● **Written instruction**
Duplicate the items from the line containing "List every element" through the line containing "- bar-2023: 3.4: [64, 82, 111, 344]", keeping each one identical.

● **Material to process**
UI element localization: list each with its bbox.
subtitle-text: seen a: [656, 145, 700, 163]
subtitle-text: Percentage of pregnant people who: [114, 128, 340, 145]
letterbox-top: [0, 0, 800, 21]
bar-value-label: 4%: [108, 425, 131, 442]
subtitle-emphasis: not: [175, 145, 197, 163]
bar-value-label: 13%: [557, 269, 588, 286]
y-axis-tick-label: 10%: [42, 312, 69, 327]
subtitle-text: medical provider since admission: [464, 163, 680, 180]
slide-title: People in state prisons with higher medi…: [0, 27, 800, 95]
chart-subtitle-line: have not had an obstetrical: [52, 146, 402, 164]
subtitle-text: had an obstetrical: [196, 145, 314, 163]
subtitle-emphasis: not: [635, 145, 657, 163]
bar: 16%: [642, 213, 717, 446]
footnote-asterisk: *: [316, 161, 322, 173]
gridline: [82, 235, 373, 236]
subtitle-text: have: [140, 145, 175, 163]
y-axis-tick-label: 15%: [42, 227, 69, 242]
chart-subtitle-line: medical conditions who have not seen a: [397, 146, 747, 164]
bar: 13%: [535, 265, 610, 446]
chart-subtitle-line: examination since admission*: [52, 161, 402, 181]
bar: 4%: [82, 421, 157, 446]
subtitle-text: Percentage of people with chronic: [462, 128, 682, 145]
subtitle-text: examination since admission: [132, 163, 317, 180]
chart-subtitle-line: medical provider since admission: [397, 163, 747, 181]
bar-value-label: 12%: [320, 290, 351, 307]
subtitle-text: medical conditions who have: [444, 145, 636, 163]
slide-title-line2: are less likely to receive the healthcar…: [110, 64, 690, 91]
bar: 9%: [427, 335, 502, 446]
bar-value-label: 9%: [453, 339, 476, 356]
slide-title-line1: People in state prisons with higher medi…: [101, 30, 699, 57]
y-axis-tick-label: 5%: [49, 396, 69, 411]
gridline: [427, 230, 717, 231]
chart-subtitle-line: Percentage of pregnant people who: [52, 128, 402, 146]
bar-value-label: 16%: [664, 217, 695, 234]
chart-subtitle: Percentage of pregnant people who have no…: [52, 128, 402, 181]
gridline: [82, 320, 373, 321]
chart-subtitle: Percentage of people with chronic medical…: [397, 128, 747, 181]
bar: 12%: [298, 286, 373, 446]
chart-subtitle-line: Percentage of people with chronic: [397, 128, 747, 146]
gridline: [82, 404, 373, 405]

--

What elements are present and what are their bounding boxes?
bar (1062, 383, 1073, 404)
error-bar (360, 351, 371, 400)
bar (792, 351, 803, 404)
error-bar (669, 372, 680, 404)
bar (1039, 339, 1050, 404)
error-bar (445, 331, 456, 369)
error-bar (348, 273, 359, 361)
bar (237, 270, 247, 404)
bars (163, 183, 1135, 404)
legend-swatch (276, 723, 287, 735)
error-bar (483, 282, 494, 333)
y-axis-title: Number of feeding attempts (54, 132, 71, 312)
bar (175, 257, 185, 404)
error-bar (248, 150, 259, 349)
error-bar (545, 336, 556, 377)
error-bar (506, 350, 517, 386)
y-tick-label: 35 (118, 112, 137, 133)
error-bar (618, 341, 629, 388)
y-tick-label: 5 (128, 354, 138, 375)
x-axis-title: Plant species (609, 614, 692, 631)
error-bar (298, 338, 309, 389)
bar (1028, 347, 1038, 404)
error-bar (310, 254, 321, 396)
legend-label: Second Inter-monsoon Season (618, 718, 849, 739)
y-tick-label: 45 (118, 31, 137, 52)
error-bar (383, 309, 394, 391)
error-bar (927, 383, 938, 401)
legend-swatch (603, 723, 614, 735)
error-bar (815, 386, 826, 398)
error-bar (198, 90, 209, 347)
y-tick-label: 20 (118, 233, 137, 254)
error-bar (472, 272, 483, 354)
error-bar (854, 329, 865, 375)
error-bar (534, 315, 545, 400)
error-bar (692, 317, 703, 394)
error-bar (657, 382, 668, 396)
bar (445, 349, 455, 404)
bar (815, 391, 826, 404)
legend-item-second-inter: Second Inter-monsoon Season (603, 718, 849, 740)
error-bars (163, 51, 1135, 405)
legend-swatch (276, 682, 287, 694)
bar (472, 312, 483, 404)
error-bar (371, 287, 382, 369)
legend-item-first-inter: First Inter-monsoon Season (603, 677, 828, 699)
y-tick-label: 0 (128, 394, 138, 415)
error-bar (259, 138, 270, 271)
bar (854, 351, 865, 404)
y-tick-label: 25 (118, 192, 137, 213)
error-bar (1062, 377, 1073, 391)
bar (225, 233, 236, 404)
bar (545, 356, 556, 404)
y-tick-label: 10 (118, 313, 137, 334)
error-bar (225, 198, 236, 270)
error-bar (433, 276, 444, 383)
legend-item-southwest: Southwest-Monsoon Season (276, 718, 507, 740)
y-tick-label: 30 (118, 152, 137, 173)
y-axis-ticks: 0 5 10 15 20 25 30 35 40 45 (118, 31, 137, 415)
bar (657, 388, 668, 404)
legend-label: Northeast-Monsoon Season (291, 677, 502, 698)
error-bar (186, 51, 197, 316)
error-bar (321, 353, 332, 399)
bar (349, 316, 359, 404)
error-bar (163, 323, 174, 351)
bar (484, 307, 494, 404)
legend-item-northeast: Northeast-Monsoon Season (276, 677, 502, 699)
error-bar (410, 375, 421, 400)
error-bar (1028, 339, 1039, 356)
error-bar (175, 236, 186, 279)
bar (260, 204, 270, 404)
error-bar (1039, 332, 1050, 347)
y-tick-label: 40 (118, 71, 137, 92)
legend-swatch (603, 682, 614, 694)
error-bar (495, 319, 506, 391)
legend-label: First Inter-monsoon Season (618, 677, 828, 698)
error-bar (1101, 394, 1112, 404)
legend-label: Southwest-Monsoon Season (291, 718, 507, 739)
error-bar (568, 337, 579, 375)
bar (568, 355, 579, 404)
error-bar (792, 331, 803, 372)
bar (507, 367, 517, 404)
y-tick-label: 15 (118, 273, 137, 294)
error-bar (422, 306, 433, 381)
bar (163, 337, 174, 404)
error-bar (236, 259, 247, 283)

--

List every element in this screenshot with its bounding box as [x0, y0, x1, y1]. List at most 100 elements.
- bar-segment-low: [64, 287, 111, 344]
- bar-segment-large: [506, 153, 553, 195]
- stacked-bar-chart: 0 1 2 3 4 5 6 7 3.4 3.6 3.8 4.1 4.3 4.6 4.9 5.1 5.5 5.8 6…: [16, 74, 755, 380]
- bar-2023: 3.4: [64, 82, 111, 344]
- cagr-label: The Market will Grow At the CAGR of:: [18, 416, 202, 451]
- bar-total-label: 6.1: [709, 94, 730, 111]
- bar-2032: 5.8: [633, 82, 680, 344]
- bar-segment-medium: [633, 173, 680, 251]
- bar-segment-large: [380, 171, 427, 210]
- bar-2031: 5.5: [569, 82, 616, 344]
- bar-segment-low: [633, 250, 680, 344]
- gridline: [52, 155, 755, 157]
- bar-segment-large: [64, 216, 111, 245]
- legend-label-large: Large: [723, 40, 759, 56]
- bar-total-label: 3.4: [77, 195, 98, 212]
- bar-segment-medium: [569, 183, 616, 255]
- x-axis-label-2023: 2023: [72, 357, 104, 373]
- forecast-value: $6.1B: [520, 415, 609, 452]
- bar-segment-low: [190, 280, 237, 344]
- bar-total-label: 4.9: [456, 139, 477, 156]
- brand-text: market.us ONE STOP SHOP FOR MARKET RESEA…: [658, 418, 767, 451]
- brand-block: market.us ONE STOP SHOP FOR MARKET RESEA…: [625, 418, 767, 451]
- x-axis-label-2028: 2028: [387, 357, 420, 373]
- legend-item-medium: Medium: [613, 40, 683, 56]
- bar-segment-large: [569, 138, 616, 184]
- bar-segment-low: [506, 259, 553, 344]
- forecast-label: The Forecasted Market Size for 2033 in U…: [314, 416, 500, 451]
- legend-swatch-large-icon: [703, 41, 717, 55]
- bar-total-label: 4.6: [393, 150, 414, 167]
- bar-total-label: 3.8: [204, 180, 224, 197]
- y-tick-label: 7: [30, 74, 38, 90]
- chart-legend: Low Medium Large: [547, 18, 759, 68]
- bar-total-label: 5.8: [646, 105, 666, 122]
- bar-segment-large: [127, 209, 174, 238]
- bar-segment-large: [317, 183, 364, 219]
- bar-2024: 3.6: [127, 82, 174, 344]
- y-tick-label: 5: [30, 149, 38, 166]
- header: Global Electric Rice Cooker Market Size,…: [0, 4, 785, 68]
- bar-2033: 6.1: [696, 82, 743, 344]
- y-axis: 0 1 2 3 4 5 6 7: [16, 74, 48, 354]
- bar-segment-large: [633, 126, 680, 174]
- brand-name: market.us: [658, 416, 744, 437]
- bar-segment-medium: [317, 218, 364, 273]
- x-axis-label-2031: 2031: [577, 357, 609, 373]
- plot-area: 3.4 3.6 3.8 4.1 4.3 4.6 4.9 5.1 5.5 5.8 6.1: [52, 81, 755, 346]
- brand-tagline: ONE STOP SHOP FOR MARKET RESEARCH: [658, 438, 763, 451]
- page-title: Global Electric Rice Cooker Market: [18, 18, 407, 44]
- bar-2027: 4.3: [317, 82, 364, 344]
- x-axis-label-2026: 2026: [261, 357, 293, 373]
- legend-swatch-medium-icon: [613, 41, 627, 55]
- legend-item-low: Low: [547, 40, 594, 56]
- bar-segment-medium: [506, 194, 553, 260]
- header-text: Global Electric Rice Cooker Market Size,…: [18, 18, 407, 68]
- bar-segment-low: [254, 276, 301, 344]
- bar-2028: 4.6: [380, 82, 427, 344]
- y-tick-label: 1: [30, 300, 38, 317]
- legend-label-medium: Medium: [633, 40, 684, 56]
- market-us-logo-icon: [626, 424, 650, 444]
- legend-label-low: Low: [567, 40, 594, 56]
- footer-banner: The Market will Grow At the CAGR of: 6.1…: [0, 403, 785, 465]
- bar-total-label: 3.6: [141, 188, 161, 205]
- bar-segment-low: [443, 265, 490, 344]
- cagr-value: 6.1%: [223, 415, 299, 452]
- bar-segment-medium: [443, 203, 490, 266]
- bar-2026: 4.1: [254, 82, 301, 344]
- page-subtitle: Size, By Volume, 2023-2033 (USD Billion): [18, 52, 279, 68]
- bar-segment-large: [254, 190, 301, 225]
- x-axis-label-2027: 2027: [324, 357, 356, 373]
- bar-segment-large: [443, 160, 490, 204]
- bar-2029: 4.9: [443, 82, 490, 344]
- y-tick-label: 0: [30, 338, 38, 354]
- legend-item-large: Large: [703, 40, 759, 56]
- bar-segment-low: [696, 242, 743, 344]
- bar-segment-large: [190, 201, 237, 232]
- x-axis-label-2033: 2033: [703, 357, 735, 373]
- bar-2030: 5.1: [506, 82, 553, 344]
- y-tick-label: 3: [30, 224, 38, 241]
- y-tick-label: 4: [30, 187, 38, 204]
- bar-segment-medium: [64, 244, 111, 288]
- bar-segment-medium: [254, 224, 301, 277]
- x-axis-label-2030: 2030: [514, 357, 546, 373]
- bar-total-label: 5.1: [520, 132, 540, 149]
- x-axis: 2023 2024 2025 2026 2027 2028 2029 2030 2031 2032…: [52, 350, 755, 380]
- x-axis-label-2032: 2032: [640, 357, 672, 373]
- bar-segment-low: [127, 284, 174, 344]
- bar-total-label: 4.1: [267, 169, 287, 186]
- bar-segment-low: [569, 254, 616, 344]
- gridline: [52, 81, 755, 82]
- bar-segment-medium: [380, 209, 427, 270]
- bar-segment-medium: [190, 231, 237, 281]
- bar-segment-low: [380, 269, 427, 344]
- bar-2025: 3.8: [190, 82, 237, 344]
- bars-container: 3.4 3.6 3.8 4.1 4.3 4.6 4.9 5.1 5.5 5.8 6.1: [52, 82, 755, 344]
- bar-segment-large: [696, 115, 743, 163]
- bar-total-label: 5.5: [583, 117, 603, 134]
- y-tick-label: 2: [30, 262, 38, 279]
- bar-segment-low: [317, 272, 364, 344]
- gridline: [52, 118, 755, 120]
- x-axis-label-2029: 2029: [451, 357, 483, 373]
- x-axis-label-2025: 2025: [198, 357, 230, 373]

● **Written reply**
List every element in this screenshot with its bounding box as [x0, y0, x1, y1]. List at most 100 elements.
- bar-segment-low: [64, 287, 111, 344]
- bar-segment-large: [506, 153, 553, 195]
- stacked-bar-chart: 0 1 2 3 4 5 6 7 3.4 3.6 3.8 4.1 4.3 4.6 4.9 5.1 5.5 5.8 6…: [16, 74, 755, 380]
- bar-2023: 3.4: [64, 82, 111, 344]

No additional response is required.